GIVEN PROBLEM: Set down every entry word for word. Omit the pictures.

»»

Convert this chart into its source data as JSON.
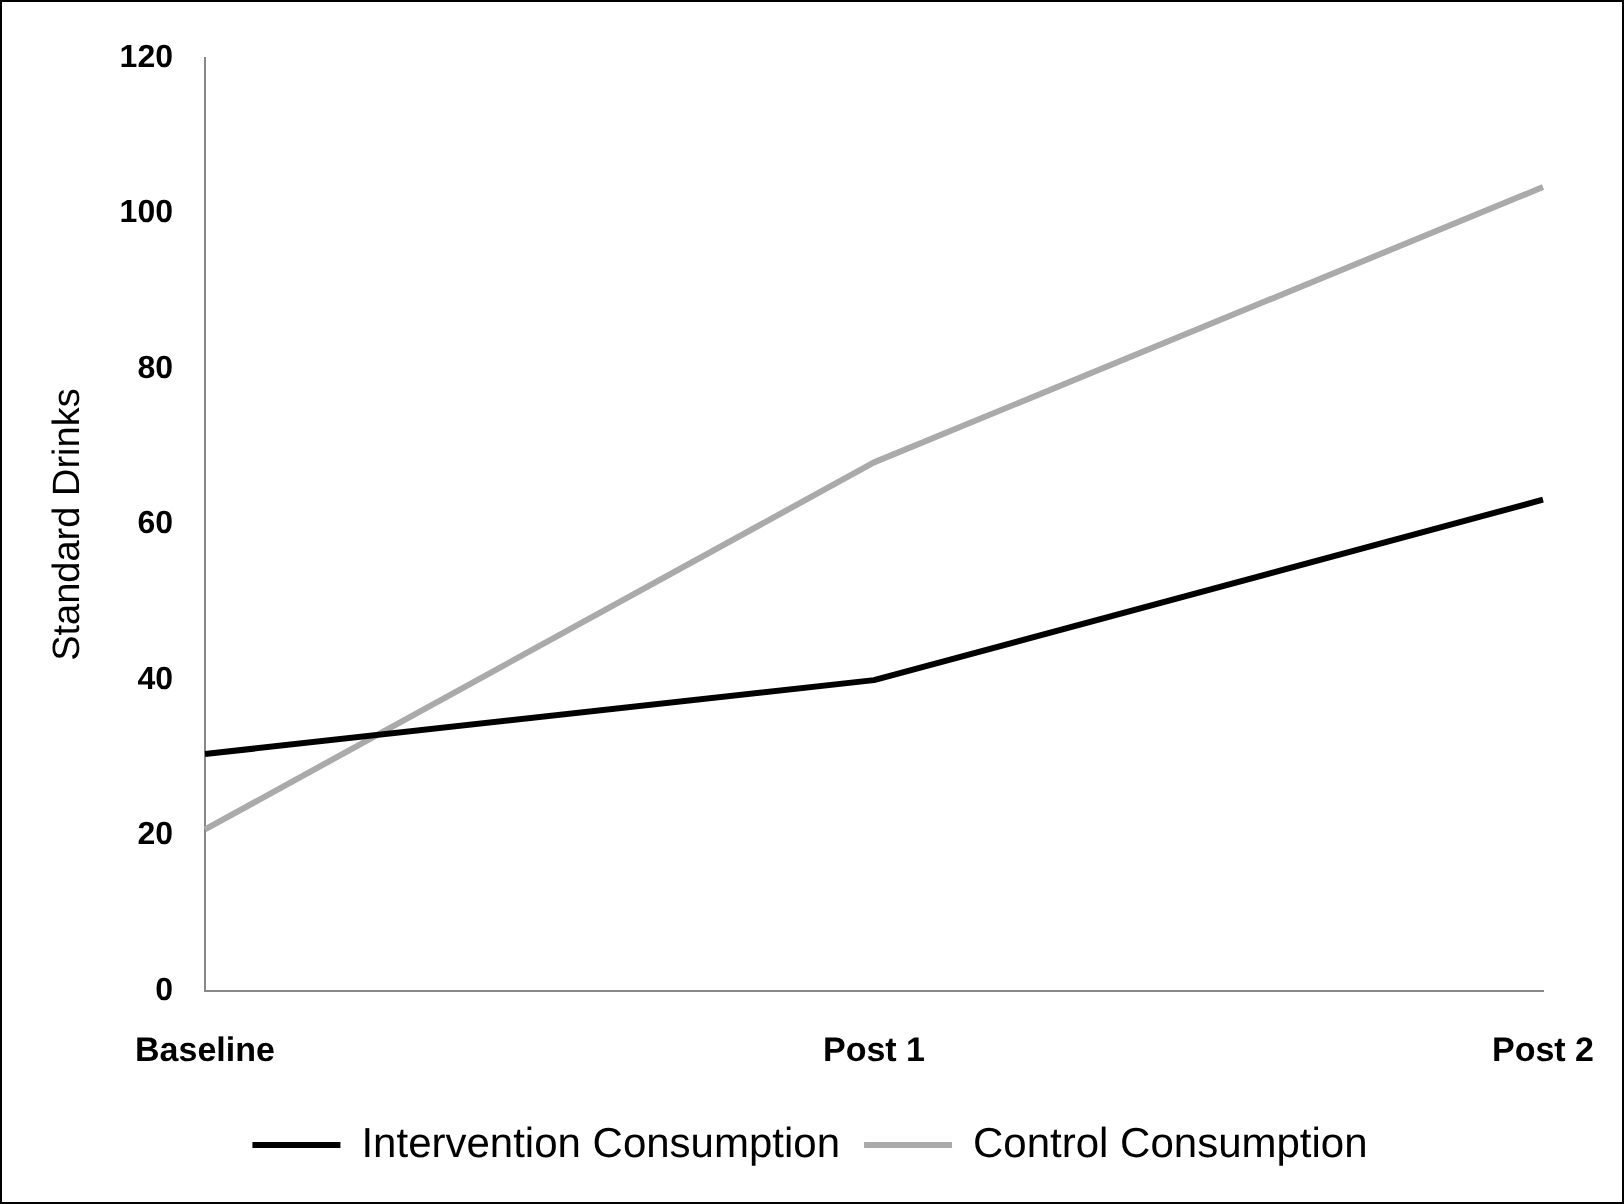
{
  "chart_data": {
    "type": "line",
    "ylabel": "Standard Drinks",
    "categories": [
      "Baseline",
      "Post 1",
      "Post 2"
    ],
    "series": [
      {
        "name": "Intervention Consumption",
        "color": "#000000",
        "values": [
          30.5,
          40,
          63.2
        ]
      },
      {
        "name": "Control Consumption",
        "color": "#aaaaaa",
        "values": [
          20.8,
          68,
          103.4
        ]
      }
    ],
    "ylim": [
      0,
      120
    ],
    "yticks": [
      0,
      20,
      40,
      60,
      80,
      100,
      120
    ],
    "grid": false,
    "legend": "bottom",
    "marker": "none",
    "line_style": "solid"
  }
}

««

WRITTEN REPLY:
Convert this chart into its source data as JSON.
{
  "chart_data": {
    "type": "line",
    "ylabel": "Standard Drinks",
    "categories": [
      "Baseline",
      "Post 1",
      "Post 2"
    ],
    "series": [
      {
        "name": "Intervention Consumption",
        "color": "#000000",
        "values": [
          30.5,
          40,
          63.2
        ]
      },
      {
        "name": "Control Consumption",
        "color": "#aaaaaa",
        "values": [
          20.8,
          68,
          103.4
        ]
      }
    ],
    "ylim": [
      0,
      120
    ],
    "yticks": [
      0,
      20,
      40,
      60,
      80,
      100,
      120
    ],
    "grid": false,
    "legend": "bottom",
    "marker": "none",
    "line_style": "solid"
  }
}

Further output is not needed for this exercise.